(Layout records)
+++
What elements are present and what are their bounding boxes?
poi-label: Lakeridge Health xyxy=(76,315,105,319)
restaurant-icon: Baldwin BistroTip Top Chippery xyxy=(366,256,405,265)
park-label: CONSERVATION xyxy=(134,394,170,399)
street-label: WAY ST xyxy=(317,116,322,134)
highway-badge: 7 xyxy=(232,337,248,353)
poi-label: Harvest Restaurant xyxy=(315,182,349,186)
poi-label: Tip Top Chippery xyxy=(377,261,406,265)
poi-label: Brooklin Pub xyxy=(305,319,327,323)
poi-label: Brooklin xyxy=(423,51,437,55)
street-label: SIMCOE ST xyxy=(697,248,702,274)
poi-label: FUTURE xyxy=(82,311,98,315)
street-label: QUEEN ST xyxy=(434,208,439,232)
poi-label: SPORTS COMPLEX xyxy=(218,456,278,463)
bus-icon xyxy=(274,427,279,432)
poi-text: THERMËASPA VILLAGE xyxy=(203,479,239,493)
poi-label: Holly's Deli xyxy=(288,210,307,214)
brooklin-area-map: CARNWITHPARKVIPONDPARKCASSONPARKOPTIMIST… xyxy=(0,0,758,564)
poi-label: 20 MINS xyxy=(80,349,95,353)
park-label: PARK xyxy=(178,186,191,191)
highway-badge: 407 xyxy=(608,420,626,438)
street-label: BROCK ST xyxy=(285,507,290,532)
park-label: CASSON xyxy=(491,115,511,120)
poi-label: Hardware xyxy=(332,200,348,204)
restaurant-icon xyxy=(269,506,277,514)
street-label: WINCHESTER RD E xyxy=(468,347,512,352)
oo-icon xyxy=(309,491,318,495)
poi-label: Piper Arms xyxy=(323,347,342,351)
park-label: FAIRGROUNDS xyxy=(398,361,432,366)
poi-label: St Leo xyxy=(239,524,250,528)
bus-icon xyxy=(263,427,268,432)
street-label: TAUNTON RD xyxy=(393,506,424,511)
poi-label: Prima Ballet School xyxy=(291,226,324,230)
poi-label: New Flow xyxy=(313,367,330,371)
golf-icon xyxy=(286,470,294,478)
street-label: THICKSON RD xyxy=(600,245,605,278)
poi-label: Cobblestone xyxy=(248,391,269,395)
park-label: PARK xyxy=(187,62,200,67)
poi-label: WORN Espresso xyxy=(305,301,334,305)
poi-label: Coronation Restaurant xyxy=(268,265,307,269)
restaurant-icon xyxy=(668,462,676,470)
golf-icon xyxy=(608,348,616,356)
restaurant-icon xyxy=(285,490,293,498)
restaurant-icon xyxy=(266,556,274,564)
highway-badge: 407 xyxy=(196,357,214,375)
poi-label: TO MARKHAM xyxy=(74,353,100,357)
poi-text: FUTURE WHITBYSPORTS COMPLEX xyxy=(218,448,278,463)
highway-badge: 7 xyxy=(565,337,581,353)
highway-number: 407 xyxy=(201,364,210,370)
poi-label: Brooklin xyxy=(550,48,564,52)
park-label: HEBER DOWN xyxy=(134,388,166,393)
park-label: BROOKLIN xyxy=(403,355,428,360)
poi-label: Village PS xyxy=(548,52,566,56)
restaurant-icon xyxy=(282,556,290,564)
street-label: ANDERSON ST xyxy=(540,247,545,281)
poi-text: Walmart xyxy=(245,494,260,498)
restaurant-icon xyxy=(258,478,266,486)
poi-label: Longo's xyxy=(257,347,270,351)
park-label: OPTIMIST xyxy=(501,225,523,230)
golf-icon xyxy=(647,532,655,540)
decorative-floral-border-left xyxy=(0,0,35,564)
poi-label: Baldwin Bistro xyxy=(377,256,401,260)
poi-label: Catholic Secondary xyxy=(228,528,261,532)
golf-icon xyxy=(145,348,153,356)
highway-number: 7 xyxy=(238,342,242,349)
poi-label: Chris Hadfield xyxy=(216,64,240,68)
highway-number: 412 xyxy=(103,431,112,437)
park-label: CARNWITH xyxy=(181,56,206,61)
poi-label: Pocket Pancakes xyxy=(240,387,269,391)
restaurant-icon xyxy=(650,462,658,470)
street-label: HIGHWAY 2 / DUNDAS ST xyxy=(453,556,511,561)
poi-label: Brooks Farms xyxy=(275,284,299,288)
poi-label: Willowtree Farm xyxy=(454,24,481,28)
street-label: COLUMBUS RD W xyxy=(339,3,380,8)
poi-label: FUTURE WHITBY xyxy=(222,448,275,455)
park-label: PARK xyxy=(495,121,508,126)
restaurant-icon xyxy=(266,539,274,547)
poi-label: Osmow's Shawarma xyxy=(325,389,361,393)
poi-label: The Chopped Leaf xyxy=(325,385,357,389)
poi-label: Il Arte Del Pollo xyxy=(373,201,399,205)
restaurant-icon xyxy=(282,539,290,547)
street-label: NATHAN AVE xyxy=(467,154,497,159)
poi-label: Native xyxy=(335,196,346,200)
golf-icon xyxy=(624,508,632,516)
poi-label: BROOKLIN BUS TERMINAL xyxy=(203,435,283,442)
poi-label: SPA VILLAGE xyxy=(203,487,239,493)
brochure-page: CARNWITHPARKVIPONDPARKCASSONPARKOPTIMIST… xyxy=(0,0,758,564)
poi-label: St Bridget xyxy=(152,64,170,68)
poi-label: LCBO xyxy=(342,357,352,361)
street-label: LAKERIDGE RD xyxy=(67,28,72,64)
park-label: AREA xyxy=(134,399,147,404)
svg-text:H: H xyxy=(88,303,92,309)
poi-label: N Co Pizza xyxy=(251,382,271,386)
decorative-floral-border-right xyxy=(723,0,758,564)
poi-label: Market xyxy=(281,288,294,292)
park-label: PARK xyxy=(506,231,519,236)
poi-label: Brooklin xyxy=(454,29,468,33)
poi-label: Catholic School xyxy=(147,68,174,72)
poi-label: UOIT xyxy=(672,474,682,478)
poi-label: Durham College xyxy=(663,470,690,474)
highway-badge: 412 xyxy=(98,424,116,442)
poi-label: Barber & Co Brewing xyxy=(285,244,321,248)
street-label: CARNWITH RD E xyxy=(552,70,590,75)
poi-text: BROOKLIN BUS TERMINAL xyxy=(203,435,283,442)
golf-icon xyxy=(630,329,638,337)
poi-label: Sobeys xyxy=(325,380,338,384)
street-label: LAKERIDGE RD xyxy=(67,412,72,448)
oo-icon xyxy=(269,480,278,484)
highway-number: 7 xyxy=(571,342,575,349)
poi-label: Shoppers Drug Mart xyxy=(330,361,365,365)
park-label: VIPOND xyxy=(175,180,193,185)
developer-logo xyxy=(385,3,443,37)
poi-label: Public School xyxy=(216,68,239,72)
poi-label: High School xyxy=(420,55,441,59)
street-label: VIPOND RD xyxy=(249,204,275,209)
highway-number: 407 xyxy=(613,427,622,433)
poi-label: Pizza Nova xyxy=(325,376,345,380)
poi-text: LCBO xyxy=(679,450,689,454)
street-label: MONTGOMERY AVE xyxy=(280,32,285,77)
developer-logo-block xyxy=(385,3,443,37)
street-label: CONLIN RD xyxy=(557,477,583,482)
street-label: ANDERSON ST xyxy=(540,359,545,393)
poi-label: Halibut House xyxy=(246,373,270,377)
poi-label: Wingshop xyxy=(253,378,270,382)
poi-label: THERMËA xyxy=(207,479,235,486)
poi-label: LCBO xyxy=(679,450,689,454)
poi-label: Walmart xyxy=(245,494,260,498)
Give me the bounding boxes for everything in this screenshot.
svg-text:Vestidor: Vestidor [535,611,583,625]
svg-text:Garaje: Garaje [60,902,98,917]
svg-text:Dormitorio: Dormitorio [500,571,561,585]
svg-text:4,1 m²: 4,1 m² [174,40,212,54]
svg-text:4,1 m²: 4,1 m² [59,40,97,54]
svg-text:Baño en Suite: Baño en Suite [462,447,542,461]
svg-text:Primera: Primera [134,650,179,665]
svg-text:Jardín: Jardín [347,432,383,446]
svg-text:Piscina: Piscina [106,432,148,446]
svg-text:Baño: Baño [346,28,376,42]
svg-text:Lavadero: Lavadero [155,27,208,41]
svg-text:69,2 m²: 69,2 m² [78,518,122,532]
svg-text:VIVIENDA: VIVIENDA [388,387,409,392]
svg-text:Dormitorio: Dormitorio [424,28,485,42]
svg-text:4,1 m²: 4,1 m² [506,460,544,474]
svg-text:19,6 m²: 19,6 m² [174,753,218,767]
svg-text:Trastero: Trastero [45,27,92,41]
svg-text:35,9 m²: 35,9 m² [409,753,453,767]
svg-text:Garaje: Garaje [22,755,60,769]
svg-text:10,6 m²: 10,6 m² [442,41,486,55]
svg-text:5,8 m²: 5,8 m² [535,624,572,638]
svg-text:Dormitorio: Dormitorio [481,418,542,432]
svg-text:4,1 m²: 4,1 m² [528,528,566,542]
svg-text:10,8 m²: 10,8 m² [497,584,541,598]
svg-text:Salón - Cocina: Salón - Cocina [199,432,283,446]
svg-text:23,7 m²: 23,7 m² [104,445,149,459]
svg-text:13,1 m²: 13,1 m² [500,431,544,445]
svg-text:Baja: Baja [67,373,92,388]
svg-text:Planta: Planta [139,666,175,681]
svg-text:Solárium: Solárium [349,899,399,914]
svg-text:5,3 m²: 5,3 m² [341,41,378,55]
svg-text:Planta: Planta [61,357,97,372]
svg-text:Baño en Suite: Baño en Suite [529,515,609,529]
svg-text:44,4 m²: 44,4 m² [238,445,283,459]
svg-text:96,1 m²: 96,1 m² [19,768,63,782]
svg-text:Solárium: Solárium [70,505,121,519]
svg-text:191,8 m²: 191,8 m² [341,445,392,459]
+++
● **Prompt**
Copy word for word the stretch from the start of the rows through the line containing "street-label: SIMCOE ST", including that line.

● **Result of this task**
What elements are present and what are their bounding boxes?
poi-label: Lakeridge Health xyxy=(76,315,105,319)
restaurant-icon: Baldwin BistroTip Top Chippery xyxy=(366,256,405,265)
park-label: CONSERVATION xyxy=(134,394,170,399)
street-label: WAY ST xyxy=(317,116,322,134)
highway-badge: 7 xyxy=(232,337,248,353)
poi-label: Harvest Restaurant xyxy=(315,182,349,186)
poi-label: Tip Top Chippery xyxy=(377,261,406,265)
poi-label: Brooklin Pub xyxy=(305,319,327,323)
poi-label: Brooklin xyxy=(423,51,437,55)
street-label: SIMCOE ST xyxy=(697,248,702,274)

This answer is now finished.